Data in this exercise:
------------------------------
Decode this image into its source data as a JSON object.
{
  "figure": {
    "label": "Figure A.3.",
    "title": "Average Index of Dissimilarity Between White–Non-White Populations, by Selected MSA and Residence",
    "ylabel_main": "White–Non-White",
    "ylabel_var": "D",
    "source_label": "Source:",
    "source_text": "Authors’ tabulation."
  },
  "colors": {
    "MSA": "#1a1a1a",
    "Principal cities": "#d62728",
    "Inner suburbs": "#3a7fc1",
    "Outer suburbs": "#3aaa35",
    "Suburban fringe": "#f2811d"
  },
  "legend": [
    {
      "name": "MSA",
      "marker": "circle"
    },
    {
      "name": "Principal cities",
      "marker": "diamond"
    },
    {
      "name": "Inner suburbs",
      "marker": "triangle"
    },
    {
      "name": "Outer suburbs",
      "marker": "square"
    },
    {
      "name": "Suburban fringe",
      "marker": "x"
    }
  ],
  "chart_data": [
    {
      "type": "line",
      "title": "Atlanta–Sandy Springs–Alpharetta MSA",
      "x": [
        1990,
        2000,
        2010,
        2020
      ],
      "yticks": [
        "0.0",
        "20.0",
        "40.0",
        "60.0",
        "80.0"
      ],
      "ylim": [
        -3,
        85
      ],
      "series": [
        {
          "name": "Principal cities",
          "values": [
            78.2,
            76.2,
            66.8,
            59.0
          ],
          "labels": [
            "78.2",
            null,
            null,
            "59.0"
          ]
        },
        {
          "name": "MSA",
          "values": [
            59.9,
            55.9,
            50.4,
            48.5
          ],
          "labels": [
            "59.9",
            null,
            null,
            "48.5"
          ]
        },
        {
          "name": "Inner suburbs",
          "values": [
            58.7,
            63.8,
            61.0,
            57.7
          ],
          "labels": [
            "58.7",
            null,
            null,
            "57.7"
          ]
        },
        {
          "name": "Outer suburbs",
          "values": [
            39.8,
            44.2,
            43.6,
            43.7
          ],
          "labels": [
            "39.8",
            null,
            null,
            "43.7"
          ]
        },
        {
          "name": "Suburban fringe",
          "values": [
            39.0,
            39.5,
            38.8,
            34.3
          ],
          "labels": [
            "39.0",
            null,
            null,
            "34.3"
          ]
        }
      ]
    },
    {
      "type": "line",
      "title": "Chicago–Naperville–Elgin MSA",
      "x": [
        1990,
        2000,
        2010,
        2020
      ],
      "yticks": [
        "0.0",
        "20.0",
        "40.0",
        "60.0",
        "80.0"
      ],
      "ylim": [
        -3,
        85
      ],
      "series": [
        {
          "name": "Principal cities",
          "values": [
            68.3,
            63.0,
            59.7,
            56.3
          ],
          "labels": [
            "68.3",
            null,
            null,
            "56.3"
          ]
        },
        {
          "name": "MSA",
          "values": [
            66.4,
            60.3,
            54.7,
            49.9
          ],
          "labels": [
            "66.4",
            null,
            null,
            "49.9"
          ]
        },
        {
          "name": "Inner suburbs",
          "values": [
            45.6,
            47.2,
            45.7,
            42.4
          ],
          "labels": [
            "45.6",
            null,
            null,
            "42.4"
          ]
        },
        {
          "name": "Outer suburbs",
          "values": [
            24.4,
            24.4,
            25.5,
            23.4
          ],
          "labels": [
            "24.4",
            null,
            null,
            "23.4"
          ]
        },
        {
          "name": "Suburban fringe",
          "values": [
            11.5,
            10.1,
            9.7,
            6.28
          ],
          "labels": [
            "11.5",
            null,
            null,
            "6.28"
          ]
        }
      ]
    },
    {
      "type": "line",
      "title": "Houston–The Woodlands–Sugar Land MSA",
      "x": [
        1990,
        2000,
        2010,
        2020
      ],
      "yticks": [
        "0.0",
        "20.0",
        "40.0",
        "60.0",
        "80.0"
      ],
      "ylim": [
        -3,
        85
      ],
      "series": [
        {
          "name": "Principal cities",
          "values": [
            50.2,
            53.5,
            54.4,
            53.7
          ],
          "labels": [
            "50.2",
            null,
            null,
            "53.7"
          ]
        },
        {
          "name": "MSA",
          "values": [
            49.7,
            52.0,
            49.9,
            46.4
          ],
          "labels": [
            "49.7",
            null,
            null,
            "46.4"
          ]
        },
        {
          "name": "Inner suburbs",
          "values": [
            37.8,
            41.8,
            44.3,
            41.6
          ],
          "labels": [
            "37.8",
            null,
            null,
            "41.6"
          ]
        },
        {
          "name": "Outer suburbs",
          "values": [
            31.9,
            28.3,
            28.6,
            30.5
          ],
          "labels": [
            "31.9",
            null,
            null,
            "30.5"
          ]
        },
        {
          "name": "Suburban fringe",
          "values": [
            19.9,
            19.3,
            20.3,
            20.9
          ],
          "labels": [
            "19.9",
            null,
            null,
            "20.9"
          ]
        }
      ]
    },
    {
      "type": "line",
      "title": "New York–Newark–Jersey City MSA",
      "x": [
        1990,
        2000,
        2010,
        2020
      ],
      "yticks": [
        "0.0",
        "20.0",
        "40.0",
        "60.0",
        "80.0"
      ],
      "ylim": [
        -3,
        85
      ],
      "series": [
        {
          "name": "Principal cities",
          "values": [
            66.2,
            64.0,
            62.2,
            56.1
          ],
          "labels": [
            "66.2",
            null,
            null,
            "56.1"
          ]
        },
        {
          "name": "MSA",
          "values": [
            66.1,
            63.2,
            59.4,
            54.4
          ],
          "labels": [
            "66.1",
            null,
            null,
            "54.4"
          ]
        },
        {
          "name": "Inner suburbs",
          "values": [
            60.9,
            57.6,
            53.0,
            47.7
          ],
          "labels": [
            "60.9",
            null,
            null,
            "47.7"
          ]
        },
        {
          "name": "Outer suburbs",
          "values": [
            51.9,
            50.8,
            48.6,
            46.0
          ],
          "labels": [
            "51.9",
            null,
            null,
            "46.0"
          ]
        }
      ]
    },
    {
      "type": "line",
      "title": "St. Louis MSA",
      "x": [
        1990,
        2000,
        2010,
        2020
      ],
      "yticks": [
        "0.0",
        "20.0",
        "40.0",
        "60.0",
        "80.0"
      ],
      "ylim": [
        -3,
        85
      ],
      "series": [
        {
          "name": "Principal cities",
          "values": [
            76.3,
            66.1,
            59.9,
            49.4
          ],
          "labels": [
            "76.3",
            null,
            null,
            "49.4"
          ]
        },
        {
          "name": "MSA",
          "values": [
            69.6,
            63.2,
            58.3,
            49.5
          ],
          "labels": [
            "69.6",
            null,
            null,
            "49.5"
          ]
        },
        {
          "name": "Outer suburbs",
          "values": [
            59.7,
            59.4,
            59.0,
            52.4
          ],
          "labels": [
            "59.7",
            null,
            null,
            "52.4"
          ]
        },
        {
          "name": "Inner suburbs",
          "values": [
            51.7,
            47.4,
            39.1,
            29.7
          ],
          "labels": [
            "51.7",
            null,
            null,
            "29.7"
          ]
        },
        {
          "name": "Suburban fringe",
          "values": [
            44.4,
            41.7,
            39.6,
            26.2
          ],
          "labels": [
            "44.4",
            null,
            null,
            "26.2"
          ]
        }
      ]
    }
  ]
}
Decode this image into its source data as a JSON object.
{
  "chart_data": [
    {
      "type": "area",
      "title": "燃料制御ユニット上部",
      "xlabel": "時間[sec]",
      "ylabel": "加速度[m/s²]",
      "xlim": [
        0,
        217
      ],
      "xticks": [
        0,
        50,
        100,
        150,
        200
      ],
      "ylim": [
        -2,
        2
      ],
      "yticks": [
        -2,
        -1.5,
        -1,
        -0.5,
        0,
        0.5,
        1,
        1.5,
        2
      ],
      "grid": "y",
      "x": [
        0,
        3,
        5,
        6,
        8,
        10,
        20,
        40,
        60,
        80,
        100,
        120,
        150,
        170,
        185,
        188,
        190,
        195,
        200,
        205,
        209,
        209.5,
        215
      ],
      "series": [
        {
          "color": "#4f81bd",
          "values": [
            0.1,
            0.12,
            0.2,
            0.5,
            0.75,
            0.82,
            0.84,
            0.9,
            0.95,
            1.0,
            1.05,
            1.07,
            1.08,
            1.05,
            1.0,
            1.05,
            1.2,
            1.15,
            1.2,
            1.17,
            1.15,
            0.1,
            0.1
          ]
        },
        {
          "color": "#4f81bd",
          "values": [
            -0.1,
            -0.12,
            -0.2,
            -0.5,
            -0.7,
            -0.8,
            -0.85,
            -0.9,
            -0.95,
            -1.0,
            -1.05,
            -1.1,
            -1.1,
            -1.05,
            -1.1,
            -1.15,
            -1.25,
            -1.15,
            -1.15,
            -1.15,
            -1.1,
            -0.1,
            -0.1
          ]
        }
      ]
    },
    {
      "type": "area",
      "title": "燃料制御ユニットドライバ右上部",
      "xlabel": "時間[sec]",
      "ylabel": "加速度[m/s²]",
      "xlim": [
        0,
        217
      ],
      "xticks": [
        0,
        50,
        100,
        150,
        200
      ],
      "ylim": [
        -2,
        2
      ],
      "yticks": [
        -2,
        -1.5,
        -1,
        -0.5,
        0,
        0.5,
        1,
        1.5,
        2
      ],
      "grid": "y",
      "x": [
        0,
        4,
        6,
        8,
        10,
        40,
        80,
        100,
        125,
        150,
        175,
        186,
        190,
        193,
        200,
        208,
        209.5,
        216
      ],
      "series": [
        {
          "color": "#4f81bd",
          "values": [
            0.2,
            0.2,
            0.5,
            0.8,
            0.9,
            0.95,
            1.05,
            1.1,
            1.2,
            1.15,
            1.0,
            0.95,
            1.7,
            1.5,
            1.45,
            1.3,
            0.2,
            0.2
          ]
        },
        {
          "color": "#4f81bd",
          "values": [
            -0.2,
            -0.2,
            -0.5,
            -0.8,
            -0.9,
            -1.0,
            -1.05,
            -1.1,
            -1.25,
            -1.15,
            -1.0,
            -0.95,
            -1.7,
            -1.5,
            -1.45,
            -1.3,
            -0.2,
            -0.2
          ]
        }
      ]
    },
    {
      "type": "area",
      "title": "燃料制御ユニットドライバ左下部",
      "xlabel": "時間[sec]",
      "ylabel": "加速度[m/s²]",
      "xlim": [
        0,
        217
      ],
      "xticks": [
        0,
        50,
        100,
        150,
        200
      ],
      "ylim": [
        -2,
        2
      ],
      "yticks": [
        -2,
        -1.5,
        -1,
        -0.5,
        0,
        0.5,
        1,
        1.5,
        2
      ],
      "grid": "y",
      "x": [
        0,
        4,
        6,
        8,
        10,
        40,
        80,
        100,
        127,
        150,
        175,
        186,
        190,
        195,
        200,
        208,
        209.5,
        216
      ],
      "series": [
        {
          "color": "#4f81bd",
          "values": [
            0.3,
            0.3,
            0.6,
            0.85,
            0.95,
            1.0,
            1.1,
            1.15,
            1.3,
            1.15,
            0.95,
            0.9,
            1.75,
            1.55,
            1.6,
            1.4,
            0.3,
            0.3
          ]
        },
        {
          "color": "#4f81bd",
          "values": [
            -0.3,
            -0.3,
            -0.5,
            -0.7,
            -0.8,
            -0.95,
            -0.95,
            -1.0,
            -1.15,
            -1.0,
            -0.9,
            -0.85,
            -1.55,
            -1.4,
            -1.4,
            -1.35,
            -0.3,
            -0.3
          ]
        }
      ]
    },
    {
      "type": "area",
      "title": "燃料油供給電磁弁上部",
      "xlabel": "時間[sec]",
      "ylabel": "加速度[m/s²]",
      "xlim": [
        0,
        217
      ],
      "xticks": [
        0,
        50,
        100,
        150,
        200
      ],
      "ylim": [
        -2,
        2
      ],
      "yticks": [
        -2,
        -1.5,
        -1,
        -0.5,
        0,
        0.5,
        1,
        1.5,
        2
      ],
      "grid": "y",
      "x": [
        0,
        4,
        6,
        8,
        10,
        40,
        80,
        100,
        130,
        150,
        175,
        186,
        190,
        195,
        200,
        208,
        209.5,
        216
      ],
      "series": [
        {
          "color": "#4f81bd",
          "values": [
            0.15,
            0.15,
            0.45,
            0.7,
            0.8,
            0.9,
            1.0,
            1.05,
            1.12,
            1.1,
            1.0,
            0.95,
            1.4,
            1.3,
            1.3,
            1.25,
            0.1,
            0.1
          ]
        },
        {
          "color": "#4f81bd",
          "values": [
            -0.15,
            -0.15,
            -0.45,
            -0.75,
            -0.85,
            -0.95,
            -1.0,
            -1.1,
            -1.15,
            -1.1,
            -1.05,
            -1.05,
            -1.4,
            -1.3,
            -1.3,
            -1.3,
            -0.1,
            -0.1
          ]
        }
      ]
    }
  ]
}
------------------------------
Directions for this task:
A number is the only answer here: how many lines of the material above contain "White"?

In response:
2